**Rows**
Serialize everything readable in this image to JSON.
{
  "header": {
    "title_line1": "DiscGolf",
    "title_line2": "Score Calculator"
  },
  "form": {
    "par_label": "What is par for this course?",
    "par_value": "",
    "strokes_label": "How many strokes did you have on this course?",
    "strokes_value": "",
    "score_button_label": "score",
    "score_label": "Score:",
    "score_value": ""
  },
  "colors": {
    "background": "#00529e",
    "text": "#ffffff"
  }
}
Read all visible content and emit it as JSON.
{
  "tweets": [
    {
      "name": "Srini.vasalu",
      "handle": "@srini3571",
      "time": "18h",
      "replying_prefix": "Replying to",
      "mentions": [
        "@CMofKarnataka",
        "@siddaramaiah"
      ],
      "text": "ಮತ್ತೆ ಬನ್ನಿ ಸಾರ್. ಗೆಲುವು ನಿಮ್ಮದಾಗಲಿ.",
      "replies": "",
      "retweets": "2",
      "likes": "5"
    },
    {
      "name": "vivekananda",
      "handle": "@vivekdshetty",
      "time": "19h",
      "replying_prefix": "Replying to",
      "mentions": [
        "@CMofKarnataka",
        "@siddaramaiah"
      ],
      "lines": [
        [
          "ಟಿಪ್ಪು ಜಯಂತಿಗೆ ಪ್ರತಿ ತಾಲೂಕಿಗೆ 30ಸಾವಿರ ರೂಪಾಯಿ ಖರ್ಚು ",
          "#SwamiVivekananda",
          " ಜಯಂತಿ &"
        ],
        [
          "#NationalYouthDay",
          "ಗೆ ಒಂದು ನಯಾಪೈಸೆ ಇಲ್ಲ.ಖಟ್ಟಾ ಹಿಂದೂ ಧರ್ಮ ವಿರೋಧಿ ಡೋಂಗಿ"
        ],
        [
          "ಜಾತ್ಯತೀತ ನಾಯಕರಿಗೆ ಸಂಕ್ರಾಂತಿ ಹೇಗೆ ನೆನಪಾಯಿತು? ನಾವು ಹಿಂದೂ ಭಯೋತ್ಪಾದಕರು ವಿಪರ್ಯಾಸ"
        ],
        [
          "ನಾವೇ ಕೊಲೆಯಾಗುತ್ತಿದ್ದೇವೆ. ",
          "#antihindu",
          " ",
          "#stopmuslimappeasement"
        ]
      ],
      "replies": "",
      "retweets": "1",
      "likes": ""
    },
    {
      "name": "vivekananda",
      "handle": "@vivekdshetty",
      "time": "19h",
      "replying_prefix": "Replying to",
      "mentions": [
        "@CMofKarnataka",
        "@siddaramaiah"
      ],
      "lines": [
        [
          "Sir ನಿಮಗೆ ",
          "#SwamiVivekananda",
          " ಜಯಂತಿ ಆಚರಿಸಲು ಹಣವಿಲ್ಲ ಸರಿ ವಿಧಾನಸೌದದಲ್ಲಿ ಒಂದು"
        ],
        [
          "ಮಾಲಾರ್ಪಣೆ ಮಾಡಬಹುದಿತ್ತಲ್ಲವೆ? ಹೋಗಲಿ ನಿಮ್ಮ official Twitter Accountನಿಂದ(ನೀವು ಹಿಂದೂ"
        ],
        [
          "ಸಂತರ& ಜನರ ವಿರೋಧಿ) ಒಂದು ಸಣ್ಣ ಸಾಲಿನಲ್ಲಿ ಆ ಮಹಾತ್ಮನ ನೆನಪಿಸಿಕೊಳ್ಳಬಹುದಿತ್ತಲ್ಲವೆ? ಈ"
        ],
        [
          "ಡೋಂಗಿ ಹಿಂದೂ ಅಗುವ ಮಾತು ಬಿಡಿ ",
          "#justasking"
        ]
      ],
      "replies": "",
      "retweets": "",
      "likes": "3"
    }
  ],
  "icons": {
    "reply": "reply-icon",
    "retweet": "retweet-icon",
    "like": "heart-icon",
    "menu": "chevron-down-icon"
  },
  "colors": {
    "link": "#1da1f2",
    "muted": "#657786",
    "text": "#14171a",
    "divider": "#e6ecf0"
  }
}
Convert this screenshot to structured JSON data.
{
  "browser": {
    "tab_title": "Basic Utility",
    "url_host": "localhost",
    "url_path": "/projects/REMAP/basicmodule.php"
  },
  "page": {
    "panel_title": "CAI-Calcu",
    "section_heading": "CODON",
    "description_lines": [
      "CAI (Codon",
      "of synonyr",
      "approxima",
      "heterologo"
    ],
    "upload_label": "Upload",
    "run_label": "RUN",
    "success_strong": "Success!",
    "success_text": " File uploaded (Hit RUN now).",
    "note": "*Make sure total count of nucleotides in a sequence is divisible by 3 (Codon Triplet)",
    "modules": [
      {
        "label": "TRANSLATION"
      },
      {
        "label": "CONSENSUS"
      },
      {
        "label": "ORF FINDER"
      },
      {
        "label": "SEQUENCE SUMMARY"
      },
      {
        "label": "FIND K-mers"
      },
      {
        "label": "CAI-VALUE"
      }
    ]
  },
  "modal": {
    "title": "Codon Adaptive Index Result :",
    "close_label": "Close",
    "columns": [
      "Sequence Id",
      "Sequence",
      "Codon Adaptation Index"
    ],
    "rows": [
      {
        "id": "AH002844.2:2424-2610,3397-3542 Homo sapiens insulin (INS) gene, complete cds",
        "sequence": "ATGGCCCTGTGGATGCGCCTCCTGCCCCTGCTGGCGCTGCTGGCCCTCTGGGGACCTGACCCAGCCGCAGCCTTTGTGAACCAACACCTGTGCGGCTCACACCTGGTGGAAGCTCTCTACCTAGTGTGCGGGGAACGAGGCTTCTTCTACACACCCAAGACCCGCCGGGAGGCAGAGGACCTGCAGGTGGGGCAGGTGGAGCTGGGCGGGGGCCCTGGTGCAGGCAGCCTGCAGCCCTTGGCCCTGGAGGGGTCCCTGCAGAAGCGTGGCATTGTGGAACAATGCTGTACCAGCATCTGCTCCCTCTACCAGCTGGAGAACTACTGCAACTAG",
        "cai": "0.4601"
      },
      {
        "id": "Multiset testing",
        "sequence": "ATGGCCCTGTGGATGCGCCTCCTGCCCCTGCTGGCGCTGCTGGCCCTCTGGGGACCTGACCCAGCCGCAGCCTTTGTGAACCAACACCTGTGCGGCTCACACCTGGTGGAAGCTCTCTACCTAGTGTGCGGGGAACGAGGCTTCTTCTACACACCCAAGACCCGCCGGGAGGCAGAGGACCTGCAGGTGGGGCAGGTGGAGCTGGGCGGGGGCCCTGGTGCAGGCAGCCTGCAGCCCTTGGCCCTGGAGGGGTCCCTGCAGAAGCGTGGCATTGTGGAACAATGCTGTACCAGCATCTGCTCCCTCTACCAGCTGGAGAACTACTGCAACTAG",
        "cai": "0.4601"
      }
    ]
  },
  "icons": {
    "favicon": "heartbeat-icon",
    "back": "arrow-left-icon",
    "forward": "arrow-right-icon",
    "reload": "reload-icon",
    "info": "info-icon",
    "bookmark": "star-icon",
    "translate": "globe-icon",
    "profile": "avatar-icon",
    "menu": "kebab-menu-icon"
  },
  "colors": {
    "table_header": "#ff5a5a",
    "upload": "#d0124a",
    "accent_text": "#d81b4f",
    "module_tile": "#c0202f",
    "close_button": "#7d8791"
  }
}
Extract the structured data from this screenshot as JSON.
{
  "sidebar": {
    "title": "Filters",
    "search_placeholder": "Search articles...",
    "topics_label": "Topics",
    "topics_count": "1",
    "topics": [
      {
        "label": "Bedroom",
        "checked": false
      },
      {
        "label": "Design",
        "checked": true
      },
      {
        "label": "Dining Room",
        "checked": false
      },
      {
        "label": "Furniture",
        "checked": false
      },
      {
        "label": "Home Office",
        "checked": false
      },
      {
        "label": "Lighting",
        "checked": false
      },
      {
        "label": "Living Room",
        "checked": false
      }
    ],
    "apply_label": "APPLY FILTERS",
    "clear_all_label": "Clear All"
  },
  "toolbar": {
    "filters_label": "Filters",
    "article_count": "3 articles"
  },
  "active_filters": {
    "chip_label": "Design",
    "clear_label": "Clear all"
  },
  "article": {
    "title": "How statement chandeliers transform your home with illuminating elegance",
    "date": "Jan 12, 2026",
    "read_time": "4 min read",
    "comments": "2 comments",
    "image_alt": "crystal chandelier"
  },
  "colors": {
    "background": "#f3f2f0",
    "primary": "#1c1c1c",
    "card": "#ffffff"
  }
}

**Set problem**
Scan the listing above. Gather each line that contains the word "JSON".

**Complete response**
Serialize everything readable in this image to JSON.
Read all visible content and emit it as JSON.
Convert this screenshot to structured JSON data.
Extract the structured data from this screenshot as JSON.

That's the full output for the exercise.